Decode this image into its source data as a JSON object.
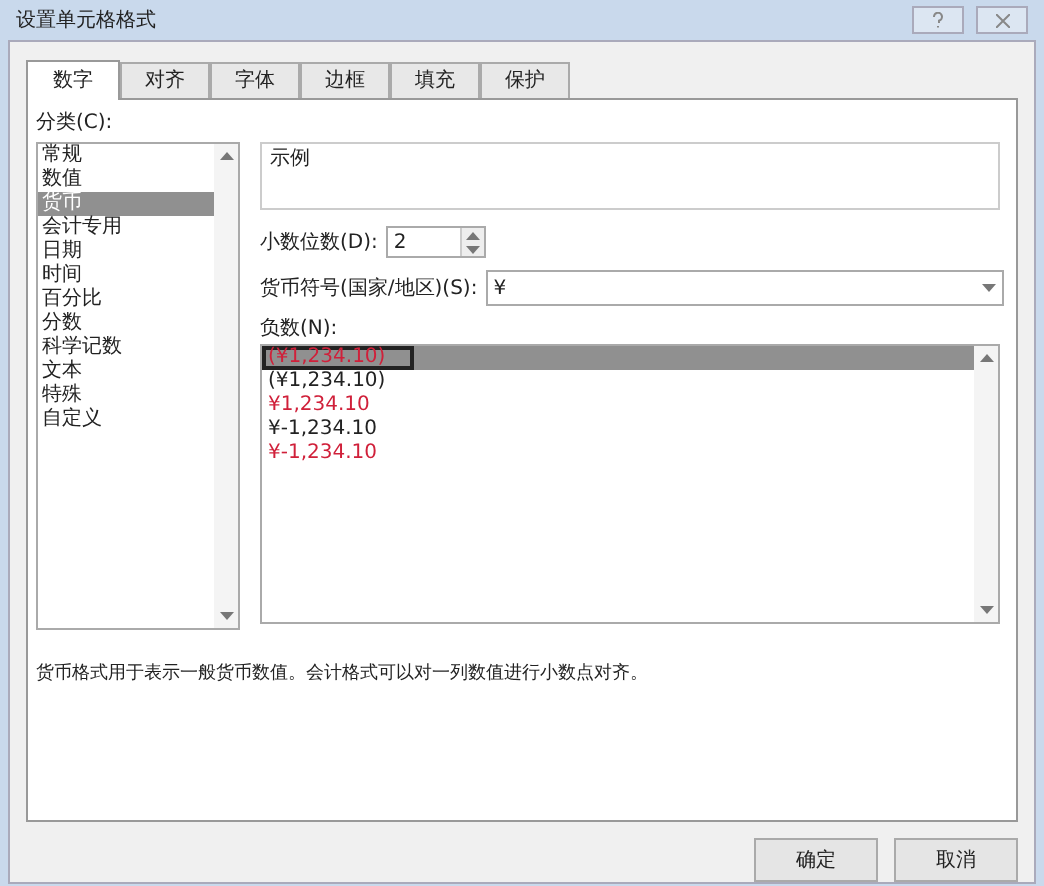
{
  "window": {
    "title": "设置单元格格式"
  },
  "tabs": [
    {
      "label": "数字",
      "selected": true
    },
    {
      "label": "对齐",
      "selected": false
    },
    {
      "label": "字体",
      "selected": false
    },
    {
      "label": "边框",
      "selected": false
    },
    {
      "label": "填充",
      "selected": false
    },
    {
      "label": "保护",
      "selected": false
    }
  ],
  "category": {
    "label": "分类(C):",
    "items": [
      {
        "label": "常规",
        "selected": false
      },
      {
        "label": "数值",
        "selected": false
      },
      {
        "label": "货币",
        "selected": true
      },
      {
        "label": "会计专用",
        "selected": false
      },
      {
        "label": "日期",
        "selected": false
      },
      {
        "label": "时间",
        "selected": false
      },
      {
        "label": "百分比",
        "selected": false
      },
      {
        "label": "分数",
        "selected": false
      },
      {
        "label": "科学记数",
        "selected": false
      },
      {
        "label": "文本",
        "selected": false
      },
      {
        "label": "特殊",
        "selected": false
      },
      {
        "label": "自定义",
        "selected": false
      }
    ]
  },
  "sample": {
    "label": "示例"
  },
  "decimal_places": {
    "label": "小数位数(D):",
    "value": "2"
  },
  "currency_symbol": {
    "label": "货币符号(国家/地区)(S):",
    "value": "¥"
  },
  "negative_numbers": {
    "label": "负数(N):",
    "items": [
      {
        "text": "(¥1,234.10)",
        "color": "#d0203a",
        "selected": true
      },
      {
        "text": "(¥1,234.10)",
        "color": "#222222",
        "selected": false
      },
      {
        "text": "¥1,234.10",
        "color": "#d0203a",
        "selected": false
      },
      {
        "text": "¥-1,234.10",
        "color": "#222222",
        "selected": false
      },
      {
        "text": "¥-1,234.10",
        "color": "#d0203a",
        "selected": false
      }
    ]
  },
  "description": "货币格式用于表示一般货币数值。会计格式可以对一列数值进行小数点对齐。",
  "buttons": [
    "确定",
    "取消"
  ]
}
= = =
### [Given request]
Transcribe all of the records above character for character. Exclude the pictures.

### [Right answer]
Decode this image into its source data as a JSON object.
{
  "window": {
    "title": "设置单元格格式"
  },
  "tabs": [
    {
      "label": "数字",
      "selected": true
    },
    {
      "label": "对齐",
      "selected": false
    },
    {
      "label": "字体",
      "selected": false
    },
    {
      "label": "边框",
      "selected": false
    },
    {
      "label": "填充",
      "selected": false
    },
    {
      "label": "保护",
      "selected": false
    }
  ],
  "category": {
    "label": "分类(C):",
    "items": [
      {
        "label": "常规",
        "selected": false
      },
      {
        "label": "数值",
        "selected": false
      },
      {
        "label": "货币",
        "selected": true
      },
      {
        "label": "会计专用",
        "selected": false
      },
      {
        "label": "日期",
        "selected": false
      },
      {
        "label": "时间",
        "selected": false
      },
      {
        "label": "百分比",
        "selected": false
      },
      {
        "label": "分数",
        "selected": false
      },
      {
        "label": "科学记数",
        "selected": false
      },
      {
        "label": "文本",
        "selected": false
      },
      {
        "label": "特殊",
        "selected": false
      },
      {
        "label": "自定义",
        "selected": false
      }
    ]
  },
  "sample": {
    "label": "示例"
  },
  "decimal_places": {
    "label": "小数位数(D):",
    "value": "2"
  },
  "currency_symbol": {
    "label": "货币符号(国家/地区)(S):",
    "value": "¥"
  },
  "negative_numbers": {
    "label": "负数(N):",
    "items": [
      {
        "text": "(¥1,234.10)",
        "color": "#d0203a",
        "selected": true
      },
      {
        "text": "(¥1,234.10)",
        "color": "#222222",
        "selected": false
      },
      {
        "text": "¥1,234.10",
        "color": "#d0203a",
        "selected": false
      },
      {
        "text": "¥-1,234.10",
        "color": "#222222",
        "selected": false
      },
      {
        "text": "¥-1,234.10",
        "color": "#d0203a",
        "selected": false
      }
    ]
  },
  "description": "货币格式用于表示一般货币数值。会计格式可以对一列数值进行小数点对齐。",
  "buttons": [
    "确定",
    "取消"
  ]
}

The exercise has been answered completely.